▶ Work to be completed:
Report each line of the data that has "JSON" somewhere in it.

=== Source records ===

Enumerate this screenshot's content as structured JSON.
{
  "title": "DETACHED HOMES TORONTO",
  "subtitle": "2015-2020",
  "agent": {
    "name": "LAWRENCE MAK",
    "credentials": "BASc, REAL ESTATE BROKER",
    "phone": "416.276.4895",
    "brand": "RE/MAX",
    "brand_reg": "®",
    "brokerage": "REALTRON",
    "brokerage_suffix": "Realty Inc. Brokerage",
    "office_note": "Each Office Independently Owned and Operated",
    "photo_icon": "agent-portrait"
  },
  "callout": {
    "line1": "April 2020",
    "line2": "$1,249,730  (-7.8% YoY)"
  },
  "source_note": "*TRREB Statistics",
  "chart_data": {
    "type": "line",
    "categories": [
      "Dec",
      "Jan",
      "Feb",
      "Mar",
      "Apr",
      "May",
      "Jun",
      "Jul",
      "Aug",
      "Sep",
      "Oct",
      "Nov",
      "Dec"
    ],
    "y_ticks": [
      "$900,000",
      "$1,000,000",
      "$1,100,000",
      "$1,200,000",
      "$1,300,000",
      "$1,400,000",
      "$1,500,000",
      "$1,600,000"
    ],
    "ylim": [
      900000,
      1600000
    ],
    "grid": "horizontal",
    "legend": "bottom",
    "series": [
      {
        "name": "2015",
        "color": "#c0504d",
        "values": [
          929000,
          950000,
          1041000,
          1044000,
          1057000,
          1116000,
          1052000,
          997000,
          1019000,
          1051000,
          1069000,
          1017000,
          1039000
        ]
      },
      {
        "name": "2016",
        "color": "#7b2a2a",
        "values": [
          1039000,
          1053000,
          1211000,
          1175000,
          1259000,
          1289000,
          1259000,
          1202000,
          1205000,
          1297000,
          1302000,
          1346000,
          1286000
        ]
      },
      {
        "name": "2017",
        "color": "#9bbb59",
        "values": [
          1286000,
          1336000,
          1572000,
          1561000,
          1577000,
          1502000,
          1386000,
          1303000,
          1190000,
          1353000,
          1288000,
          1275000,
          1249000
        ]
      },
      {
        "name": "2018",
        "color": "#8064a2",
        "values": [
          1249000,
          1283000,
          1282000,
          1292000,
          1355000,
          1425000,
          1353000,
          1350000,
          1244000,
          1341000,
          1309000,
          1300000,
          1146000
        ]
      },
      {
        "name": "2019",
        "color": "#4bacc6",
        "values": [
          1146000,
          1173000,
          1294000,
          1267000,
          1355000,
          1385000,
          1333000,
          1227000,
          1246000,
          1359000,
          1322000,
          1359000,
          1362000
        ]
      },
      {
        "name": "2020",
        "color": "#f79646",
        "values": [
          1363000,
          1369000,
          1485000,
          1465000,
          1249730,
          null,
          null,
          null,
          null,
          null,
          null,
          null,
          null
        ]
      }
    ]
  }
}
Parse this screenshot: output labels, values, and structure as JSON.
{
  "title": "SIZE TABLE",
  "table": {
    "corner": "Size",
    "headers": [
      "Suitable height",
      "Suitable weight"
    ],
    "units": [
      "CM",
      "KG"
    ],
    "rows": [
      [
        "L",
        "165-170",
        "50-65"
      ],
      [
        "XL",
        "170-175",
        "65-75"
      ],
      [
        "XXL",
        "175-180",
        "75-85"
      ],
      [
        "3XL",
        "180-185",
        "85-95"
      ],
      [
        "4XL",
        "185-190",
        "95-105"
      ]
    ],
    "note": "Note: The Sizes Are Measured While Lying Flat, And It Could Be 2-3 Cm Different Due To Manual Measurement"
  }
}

===

▶ Final result:
Enumerate this screenshot's content as structured JSON.
Parse this screenshot: output labels, values, and structure as JSON.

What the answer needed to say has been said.